_Exercise objective_: Repeat every line below exactly as it reads.
**** Data section ****
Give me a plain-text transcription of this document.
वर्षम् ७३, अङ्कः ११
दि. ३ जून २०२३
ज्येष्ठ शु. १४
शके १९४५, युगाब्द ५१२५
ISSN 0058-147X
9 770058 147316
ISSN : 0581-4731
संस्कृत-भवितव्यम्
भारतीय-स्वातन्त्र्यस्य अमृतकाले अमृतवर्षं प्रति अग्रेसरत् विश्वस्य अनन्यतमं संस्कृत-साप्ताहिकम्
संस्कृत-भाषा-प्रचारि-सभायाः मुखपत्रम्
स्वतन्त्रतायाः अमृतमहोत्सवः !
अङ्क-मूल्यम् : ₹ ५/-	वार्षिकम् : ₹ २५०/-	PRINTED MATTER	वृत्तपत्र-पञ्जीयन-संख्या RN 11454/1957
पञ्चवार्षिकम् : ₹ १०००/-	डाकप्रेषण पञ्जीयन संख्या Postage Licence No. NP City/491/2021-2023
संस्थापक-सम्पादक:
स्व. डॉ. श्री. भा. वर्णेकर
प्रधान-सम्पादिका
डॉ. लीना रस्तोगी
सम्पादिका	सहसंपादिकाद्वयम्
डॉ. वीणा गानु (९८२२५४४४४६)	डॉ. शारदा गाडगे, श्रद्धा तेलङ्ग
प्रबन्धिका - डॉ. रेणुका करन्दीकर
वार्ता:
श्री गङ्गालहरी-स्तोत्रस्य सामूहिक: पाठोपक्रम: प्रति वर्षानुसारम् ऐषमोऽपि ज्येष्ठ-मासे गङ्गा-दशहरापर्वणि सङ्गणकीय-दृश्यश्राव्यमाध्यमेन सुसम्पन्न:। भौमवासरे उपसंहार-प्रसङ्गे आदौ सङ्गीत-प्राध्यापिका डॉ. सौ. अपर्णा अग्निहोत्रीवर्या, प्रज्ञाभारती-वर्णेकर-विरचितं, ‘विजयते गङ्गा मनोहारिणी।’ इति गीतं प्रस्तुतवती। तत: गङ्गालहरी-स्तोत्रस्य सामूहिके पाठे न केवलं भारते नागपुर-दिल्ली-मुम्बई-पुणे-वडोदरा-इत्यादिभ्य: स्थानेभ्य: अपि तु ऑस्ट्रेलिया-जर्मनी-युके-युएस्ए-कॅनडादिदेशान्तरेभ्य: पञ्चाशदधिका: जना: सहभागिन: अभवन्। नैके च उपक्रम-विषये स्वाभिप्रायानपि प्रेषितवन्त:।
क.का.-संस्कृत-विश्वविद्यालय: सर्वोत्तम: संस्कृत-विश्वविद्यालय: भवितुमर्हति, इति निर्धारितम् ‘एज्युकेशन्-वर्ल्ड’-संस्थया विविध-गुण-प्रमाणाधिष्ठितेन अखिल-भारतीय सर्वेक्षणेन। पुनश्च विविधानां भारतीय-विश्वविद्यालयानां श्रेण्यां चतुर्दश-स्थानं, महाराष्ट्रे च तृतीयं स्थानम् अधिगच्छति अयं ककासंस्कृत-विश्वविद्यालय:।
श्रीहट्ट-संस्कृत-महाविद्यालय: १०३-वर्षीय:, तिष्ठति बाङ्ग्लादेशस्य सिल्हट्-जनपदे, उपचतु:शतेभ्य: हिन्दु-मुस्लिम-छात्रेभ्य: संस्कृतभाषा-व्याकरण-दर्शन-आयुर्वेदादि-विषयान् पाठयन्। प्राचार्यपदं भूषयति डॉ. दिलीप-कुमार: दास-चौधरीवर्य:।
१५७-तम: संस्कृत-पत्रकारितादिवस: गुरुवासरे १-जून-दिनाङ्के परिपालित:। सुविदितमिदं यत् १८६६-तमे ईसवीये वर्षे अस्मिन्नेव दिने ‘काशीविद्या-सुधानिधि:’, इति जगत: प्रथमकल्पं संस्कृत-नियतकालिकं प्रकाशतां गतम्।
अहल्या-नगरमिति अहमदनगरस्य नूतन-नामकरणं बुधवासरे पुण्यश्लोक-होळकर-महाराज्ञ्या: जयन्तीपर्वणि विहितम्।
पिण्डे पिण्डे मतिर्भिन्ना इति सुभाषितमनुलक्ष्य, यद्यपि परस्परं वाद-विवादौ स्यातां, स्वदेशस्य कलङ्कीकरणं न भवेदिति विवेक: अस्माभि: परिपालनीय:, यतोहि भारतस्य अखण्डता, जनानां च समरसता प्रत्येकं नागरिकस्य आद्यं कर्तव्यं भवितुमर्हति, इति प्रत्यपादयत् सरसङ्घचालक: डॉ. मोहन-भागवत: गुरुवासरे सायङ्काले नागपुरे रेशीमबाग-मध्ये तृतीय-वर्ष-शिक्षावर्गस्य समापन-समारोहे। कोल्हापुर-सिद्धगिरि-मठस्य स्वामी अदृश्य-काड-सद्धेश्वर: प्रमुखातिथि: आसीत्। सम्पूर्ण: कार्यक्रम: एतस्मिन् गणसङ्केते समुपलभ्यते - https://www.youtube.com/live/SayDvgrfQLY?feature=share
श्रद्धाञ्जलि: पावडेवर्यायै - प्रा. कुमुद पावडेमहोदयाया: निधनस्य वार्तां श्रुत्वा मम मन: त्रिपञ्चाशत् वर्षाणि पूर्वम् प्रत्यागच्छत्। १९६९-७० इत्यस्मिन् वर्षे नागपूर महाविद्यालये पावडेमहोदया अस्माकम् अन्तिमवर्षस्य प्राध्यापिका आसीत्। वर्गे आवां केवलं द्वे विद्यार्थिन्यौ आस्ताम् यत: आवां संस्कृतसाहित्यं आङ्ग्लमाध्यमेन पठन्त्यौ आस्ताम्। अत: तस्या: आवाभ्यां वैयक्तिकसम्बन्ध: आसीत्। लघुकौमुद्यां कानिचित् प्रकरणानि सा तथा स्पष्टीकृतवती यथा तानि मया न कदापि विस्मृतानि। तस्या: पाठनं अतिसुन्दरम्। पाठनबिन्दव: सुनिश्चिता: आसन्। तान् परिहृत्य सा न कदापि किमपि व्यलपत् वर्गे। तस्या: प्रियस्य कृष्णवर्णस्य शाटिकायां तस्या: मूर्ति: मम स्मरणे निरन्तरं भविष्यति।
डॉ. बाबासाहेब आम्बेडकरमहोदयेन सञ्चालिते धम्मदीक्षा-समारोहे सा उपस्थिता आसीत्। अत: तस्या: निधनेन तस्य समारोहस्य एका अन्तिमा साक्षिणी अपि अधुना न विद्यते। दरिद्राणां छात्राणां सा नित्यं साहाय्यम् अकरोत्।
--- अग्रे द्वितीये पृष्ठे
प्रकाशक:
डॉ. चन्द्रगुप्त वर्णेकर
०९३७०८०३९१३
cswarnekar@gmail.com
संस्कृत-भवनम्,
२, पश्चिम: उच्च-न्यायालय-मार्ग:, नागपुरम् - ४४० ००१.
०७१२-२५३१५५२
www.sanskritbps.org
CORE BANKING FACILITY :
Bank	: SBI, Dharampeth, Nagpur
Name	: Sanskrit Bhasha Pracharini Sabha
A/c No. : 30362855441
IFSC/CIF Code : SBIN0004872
****
_Answer to the problem_:
Give me a plain-text transcription of this document.
वर्षम् ७३, अङ्कः ११
दि. ३ जून २०२३
ज्येष्ठ शु. १४
शके १९४५, युगाब्द ५१२५
ISSN 0058-147X
9 770058 147316
ISSN : 0581-4731
संस्कृत-भवितव्यम्
भारतीय-स्वातन्त्र्यस्य अमृतकाले अमृतवर्षं प्रति अग्रेसरत् विश्वस्य अनन्यतमं संस्कृत-साप्ताहिकम्
संस्कृत-भाषा-प्रचारि-सभायाः मुखपत्रम्
स्वतन्त्रतायाः अमृतमहोत्सवः !
अङ्क-मूल्यम् : ₹ ५/-	वार्षिकम् : ₹ २५०/-	PRINTED MATTER	वृत्तपत्र-पञ्जीयन-संख्या RN 11454/1957
पञ्चवार्षिकम् : ₹ १०००/-	डाकप्रेषण पञ्जीयन संख्या Postage Licence No. NP City/491/2021-2023
संस्थापक-सम्पादक:
स्व. डॉ. श्री. भा. वर्णेकर
प्रधान-सम्पादिका
डॉ. लीना रस्तोगी
सम्पादिका	सहसंपादिकाद्वयम्
डॉ. वीणा गानु (९८२२५४४४४६)	डॉ. शारदा गाडगे, श्रद्धा तेलङ्ग
प्रबन्धिका - डॉ. रेणुका करन्दीकर
वार्ता:
श्री गङ्गालहरी-स्तोत्रस्य सामूहिक: पाठोपक्रम: प्रति वर्षानुसारम् ऐषमोऽपि ज्येष्ठ-मासे गङ्गा-दशहरापर्वणि सङ्गणकीय-दृश्यश्राव्यमाध्यमेन सुसम्पन्न:। भौमवासरे उपसंहार-प्रसङ्गे आदौ सङ्गीत-प्राध्यापिका डॉ. सौ. अपर्णा अग्निहोत्रीवर्या, प्रज्ञाभारती-वर्णेकर-विरचितं, ‘विजयते गङ्गा मनोहारिणी।’ इति गीतं प्रस्तुतवती। तत: गङ्गालहरी-स्तोत्रस्य सामूहिके पाठे न केवलं भारते नागपुर-दिल्ली-मुम्बई-पुणे-वडोदरा-इत्यादिभ्य: स्थानेभ्य: अपि तु ऑस्ट्रेलिया-जर्मनी-युके-युएस्ए-कॅनडादिदेशान्तरेभ्य: पञ्चाशदधिका: जना: सहभागिन: अभवन्। नैके च उपक्रम-विषये स्वाभिप्रायानपि प्रेषितवन्त:।
क.का.-संस्कृत-विश्वविद्यालय: सर्वोत्तम: संस्कृत-विश्वविद्यालय: भवितुमर्हति, इति निर्धारितम् ‘एज्युकेशन्-वर्ल्ड’-संस्थया विविध-गुण-प्रमाणाधिष्ठितेन अखिल-भारतीय सर्वेक्षणेन। पुनश्च विविधानां भारतीय-विश्वविद्यालयानां श्रेण्यां चतुर्दश-स्थानं, महाराष्ट्रे च तृतीयं स्थानम् अधिगच्छति अयं ककासंस्कृत-विश्वविद्यालय:।
श्रीहट्ट-संस्कृत-महाविद्यालय: १०३-वर्षीय:, तिष्ठति बाङ्ग्लादेशस्य सिल्हट्-जनपदे, उपचतु:शतेभ्य: हिन्दु-मुस्लिम-छात्रेभ्य: संस्कृतभाषा-व्याकरण-दर्शन-आयुर्वेदादि-विषयान् पाठयन्। प्राचार्यपदं भूषयति डॉ. दिलीप-कुमार: दास-चौधरीवर्य:।
१५७-तम: संस्कृत-पत्रकारितादिवस: गुरुवासरे १-जून-दिनाङ्के परिपालित:। सुविदितमिदं यत् १८६६-तमे ईसवीये वर्षे अस्मिन्नेव दिने ‘काशीविद्या-सुधानिधि:’, इति जगत: प्रथमकल्पं संस्कृत-नियतकालिकं प्रकाशतां गतम्।
अहल्या-नगरमिति अहमदनगरस्य नूतन-नामकरणं बुधवासरे पुण्यश्लोक-होळकर-महाराज्ञ्या: जयन्तीपर्वणि विहितम्।
पिण्डे पिण्डे मतिर्भिन्ना इति सुभाषितमनुलक्ष्य, यद्यपि परस्परं वाद-विवादौ स्यातां, स्वदेशस्य कलङ्कीकरणं न भवेदिति विवेक: अस्माभि: परिपालनीय:, यतोहि भारतस्य अखण्डता, जनानां च समरसता प्रत्येकं नागरिकस्य आद्यं कर्तव्यं भवितुमर्हति, इति प्रत्यपादयत् सरसङ्घचालक: डॉ. मोहन-भागवत: गुरुवासरे सायङ्काले नागपुरे रेशीमबाग-मध्ये तृतीय-वर्ष-शिक्षावर्गस्य समापन-समारोहे। कोल्हापुर-सिद्धगिरि-मठस्य स्वामी अदृश्य-काड-सद्धेश्वर: प्रमुखातिथि: आसीत्। सम्पूर्ण: कार्यक्रम: एतस्मिन् गणसङ्केते समुपलभ्यते - https://www.youtube.com/live/SayDvgrfQLY?feature=share
श्रद्धाञ्जलि: पावडेवर्यायै - प्रा. कुमुद पावडेमहोदयाया: निधनस्य वार्तां श्रुत्वा मम मन: त्रिपञ्चाशत् वर्षाणि पूर्वम् प्रत्यागच्छत्। १९६९-७० इत्यस्मिन् वर्षे नागपूर महाविद्यालये पावडेमहोदया अस्माकम् अन्तिमवर्षस्य प्राध्यापिका आसीत्। वर्गे आवां केवलं द्वे विद्यार्थिन्यौ आस्ताम् यत: आवां संस्कृतसाहित्यं आङ्ग्लमाध्यमेन पठन्त्यौ आस्ताम्। अत: तस्या: आवाभ्यां वैयक्तिकसम्बन्ध: आसीत्। लघुकौमुद्यां कानिचित् प्रकरणानि सा तथा स्पष्टीकृतवती यथा तानि मया न कदापि विस्मृतानि। तस्या: पाठनं अतिसुन्दरम्। पाठनबिन्दव: सुनिश्चिता: आसन्। तान् परिहृत्य सा न कदापि किमपि व्यलपत् वर्गे। तस्या: प्रियस्य कृष्णवर्णस्य शाटिकायां तस्या: मूर्ति: मम स्मरणे निरन्तरं भविष्यति।
डॉ. बाबासाहेब आम्बेडकरमहोदयेन सञ्चालिते धम्मदीक्षा-समारोहे सा उपस्थिता आसीत्। अत: तस्या: निधनेन तस्य समारोहस्य एका अन्तिमा साक्षिणी अपि अधुना न विद्यते। दरिद्राणां छात्राणां सा नित्यं साहाय्यम् अकरोत्।
--- अग्रे द्वितीये पृष्ठे
प्रकाशक:
डॉ. चन्द्रगुप्त वर्णेकर
०९३७०८०३९१३
cswarnekar@gmail.com
संस्कृत-भवनम्,
२, पश्चिम: उच्च-न्यायालय-मार्ग:, नागपुरम् - ४४० ००१.
०७१२-२५३१५५२
www.sanskritbps.org
CORE BANKING FACILITY :
Bank	: SBI, Dharampeth, Nagpur
Name	: Sanskrit Bhasha Pracharini Sabha
A/c No. : 30362855441
IFSC/CIF Code : SBIN0004872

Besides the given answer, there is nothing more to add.